Copy the lines in the records below exactly, from the line with "data-label: -62% — [770, 322, 798, 331]" up to and including the line with "data-label: -87% — [744, 440, 772, 449]".

Rows from a layout dataset:
>>
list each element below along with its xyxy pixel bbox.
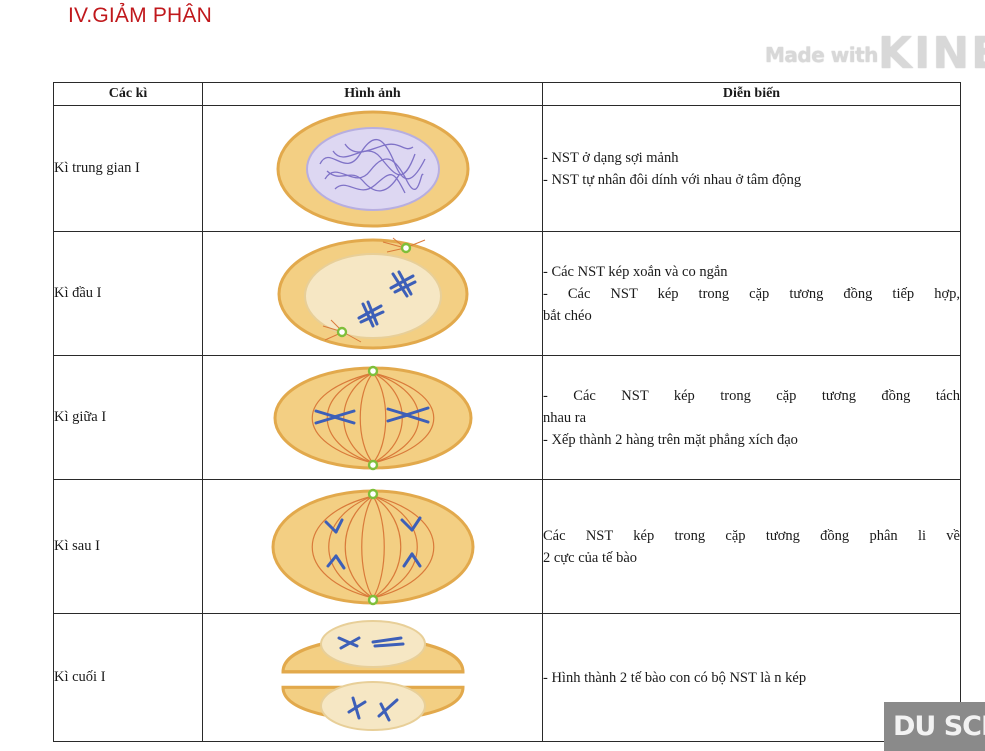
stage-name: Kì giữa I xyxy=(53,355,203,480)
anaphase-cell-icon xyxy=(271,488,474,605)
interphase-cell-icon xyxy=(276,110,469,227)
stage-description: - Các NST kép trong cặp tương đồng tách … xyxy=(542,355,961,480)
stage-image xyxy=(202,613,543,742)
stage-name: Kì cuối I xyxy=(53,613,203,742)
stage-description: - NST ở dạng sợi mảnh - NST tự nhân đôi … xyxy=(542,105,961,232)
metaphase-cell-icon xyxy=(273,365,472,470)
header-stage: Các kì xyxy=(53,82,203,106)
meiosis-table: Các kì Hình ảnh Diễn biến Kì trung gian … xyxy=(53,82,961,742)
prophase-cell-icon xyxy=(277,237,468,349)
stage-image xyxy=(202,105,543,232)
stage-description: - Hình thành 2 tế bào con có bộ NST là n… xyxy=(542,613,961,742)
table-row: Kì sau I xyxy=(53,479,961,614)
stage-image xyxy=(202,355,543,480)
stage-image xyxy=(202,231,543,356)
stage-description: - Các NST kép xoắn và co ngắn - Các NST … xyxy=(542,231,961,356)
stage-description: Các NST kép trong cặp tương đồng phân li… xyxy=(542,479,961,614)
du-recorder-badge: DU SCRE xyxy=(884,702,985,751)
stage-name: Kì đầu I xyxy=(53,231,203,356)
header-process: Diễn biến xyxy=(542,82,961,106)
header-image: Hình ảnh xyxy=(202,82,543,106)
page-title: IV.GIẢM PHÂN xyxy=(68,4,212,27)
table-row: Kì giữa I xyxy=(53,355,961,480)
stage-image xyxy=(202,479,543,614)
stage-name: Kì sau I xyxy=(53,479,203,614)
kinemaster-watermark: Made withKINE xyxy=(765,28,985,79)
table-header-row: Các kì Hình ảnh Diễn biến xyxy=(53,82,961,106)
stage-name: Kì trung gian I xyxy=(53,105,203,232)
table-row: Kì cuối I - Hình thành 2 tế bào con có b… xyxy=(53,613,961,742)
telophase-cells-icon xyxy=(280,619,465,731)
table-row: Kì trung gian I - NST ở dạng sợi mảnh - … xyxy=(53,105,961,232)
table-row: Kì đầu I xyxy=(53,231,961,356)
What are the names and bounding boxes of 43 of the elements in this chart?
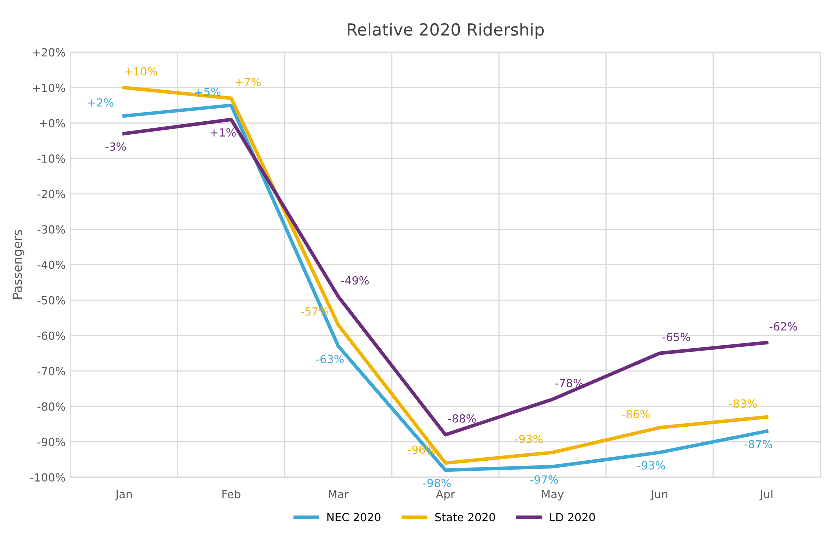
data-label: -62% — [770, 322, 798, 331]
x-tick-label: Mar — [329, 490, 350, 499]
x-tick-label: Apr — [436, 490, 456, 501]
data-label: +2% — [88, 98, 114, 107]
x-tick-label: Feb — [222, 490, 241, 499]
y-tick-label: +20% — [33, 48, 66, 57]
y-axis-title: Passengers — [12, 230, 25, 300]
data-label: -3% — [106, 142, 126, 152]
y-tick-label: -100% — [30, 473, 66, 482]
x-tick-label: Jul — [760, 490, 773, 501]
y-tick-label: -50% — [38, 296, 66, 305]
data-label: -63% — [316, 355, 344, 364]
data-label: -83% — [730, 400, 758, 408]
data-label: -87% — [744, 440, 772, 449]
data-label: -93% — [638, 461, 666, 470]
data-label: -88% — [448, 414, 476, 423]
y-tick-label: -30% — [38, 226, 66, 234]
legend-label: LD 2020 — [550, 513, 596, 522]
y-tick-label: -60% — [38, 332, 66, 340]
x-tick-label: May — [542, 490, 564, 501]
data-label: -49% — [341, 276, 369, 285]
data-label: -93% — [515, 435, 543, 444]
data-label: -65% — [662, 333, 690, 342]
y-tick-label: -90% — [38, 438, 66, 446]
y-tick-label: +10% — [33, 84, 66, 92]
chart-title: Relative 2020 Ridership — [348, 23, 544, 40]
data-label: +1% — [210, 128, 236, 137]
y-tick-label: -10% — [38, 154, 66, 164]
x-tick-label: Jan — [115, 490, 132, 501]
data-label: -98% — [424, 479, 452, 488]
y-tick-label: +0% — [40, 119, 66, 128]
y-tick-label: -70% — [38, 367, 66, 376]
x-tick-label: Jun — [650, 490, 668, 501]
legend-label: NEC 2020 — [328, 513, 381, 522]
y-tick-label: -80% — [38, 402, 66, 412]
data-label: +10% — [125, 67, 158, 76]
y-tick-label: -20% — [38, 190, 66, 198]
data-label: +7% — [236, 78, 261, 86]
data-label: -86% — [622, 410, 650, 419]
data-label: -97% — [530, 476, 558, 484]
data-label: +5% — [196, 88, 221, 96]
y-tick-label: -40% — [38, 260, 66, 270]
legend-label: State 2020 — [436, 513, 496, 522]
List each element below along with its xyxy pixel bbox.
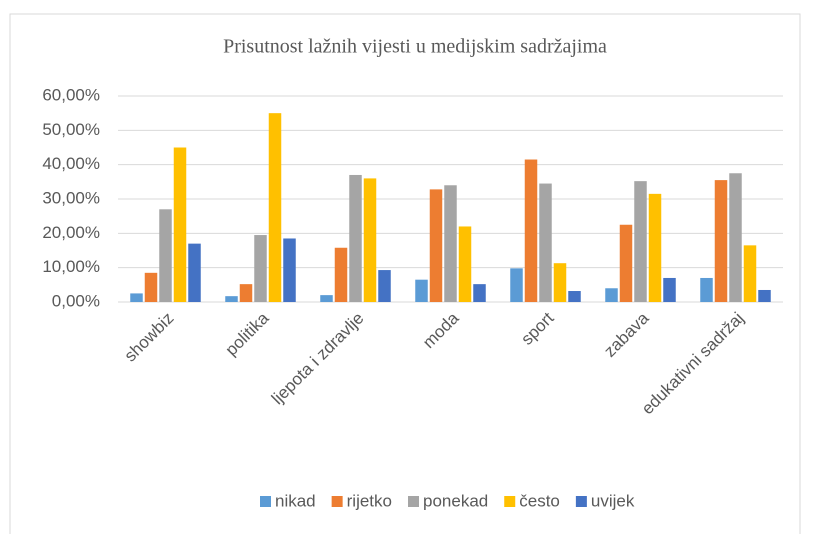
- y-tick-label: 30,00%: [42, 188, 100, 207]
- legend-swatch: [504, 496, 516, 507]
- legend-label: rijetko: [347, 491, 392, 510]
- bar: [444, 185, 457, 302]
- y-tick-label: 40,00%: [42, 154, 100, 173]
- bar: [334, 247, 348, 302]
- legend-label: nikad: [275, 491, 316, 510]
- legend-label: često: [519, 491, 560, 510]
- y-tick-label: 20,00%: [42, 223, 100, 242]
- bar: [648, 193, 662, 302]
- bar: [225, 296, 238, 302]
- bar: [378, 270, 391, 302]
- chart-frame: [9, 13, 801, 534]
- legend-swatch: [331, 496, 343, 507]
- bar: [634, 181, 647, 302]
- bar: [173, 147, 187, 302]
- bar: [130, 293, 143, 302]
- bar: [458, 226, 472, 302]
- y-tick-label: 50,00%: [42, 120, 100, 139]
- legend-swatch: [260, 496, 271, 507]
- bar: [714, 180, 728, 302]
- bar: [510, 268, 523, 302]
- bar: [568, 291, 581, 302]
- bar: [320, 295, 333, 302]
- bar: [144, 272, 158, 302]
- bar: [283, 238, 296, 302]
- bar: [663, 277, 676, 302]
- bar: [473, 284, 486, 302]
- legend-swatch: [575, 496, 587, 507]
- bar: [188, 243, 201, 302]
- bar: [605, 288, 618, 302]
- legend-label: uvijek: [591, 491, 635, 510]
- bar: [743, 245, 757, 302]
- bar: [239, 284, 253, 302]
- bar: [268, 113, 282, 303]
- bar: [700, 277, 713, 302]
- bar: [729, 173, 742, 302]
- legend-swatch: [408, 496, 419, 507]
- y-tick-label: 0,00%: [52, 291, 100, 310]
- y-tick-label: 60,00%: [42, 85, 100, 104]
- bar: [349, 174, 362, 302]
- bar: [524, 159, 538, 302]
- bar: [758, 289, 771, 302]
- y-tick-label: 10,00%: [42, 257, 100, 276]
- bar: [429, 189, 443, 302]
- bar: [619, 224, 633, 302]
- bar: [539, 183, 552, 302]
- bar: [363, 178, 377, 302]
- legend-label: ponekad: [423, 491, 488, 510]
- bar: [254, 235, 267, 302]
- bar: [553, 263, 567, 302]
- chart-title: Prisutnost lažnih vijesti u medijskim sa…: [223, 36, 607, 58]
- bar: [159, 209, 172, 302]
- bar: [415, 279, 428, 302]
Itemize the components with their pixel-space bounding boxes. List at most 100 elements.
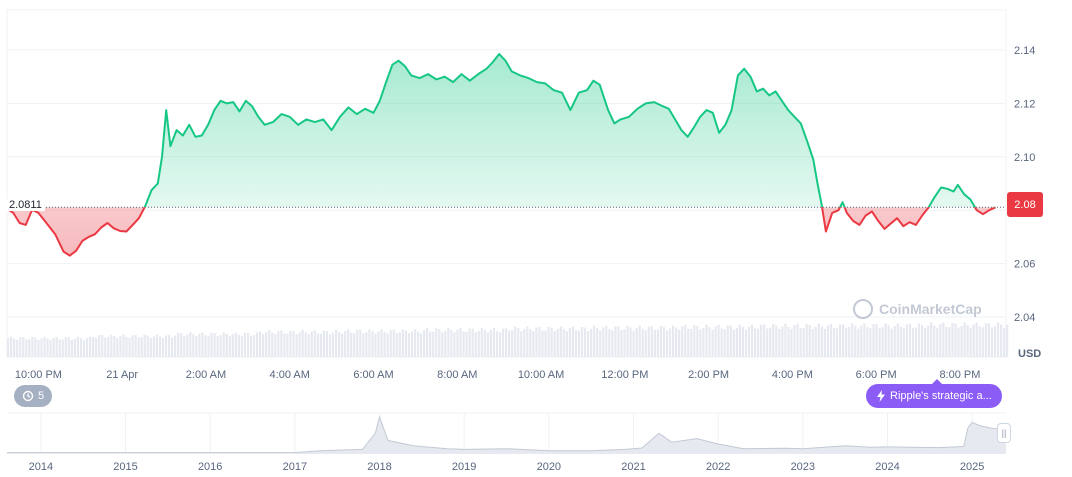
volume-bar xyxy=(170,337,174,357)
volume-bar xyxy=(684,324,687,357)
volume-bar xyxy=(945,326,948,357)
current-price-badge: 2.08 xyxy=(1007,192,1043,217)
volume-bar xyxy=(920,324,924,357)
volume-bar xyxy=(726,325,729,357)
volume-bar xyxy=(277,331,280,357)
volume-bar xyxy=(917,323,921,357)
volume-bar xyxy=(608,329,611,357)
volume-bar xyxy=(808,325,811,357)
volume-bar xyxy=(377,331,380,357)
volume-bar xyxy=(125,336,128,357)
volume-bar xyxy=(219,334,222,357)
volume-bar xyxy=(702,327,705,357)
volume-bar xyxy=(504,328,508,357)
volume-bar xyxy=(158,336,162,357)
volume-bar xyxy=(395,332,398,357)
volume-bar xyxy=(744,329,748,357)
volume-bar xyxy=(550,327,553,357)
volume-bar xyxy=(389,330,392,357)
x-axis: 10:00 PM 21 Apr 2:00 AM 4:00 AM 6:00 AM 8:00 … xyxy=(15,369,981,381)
<<
== The completed task ==
data-label: -62% — [770, 322, 798, 331]
x-tick-label: Mar — [329, 490, 350, 499]
x-tick-label: Apr — [436, 490, 456, 501]
data-label: +2% — [88, 98, 114, 107]
x-tick-label: Feb — [222, 490, 241, 499]
y-tick-label: +20% — [33, 48, 66, 57]
y-axis-title: Passengers — [12, 230, 25, 300]
data-label: -3% — [106, 142, 126, 152]
y-tick-label: -100% — [30, 473, 66, 482]
x-tick-label: Jul — [760, 490, 773, 501]
y-tick-label: -50% — [38, 296, 66, 305]
data-label: -63% — [316, 355, 344, 364]
data-label: -83% — [730, 400, 758, 408]
data-label: -87% — [744, 440, 772, 449]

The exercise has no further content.